== WORK REQUIRED ==
Present the following data again exactly as it is shown.
>> Start RECORDS TO PROCESS
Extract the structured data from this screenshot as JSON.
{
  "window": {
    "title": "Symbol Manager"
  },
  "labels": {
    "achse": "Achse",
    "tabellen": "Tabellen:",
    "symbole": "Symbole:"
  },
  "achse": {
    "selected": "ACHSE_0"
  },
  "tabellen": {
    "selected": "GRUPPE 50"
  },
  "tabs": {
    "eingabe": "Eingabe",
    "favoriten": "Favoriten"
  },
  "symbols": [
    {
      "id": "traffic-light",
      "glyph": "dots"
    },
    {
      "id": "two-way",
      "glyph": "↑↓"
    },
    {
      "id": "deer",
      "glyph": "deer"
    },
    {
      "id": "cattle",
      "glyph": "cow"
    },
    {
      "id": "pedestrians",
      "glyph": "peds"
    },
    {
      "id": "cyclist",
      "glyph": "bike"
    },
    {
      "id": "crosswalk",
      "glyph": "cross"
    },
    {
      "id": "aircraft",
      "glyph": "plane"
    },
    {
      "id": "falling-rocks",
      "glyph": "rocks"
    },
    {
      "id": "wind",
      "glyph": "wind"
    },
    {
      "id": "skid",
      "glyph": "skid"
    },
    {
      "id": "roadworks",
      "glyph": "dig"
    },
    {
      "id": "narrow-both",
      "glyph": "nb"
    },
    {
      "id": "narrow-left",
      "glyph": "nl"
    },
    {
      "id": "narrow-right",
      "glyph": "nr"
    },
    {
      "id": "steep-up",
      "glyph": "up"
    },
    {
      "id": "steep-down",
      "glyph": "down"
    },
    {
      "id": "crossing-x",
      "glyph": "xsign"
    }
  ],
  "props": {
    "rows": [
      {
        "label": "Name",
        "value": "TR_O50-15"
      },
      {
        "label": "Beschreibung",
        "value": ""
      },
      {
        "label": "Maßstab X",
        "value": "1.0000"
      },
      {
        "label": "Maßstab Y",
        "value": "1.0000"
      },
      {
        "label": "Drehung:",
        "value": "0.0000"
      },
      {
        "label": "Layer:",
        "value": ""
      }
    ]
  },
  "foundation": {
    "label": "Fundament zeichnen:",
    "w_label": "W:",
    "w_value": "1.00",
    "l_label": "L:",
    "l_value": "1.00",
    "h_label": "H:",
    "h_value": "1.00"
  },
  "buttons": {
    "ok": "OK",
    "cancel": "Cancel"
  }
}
>> End RECORDS TO PROCESS
== EXERCISE SOLUTION ==
Extract the structured data from this screenshot as JSON.
{
  "window": {
    "title": "Symbol Manager"
  },
  "labels": {
    "achse": "Achse",
    "tabellen": "Tabellen:",
    "symbole": "Symbole:"
  },
  "achse": {
    "selected": "ACHSE_0"
  },
  "tabellen": {
    "selected": "GRUPPE 50"
  },
  "tabs": {
    "eingabe": "Eingabe",
    "favoriten": "Favoriten"
  },
  "symbols": [
    {
      "id": "traffic-light",
      "glyph": "dots"
    },
    {
      "id": "two-way",
      "glyph": "↑↓"
    },
    {
      "id": "deer",
      "glyph": "deer"
    },
    {
      "id": "cattle",
      "glyph": "cow"
    },
    {
      "id": "pedestrians",
      "glyph": "peds"
    },
    {
      "id": "cyclist",
      "glyph": "bike"
    },
    {
      "id": "crosswalk",
      "glyph": "cross"
    },
    {
      "id": "aircraft",
      "glyph": "plane"
    },
    {
      "id": "falling-rocks",
      "glyph": "rocks"
    },
    {
      "id": "wind",
      "glyph": "wind"
    },
    {
      "id": "skid",
      "glyph": "skid"
    },
    {
      "id": "roadworks",
      "glyph": "dig"
    },
    {
      "id": "narrow-both",
      "glyph": "nb"
    },
    {
      "id": "narrow-left",
      "glyph": "nl"
    },
    {
      "id": "narrow-right",
      "glyph": "nr"
    },
    {
      "id": "steep-up",
      "glyph": "up"
    },
    {
      "id": "steep-down",
      "glyph": "down"
    },
    {
      "id": "crossing-x",
      "glyph": "xsign"
    }
  ],
  "props": {
    "rows": [
      {
        "label": "Name",
        "value": "TR_O50-15"
      },
      {
        "label": "Beschreibung",
        "value": ""
      },
      {
        "label": "Maßstab X",
        "value": "1.0000"
      },
      {
        "label": "Maßstab Y",
        "value": "1.0000"
      },
      {
        "label": "Drehung:",
        "value": "0.0000"
      },
      {
        "label": "Layer:",
        "value": ""
      }
    ]
  },
  "foundation": {
    "label": "Fundament zeichnen:",
    "w_label": "W:",
    "w_value": "1.00",
    "l_label": "L:",
    "l_value": "1.00",
    "h_label": "H:",
    "h_value": "1.00"
  },
  "buttons": {
    "ok": "OK",
    "cancel": "Cancel"
  }
}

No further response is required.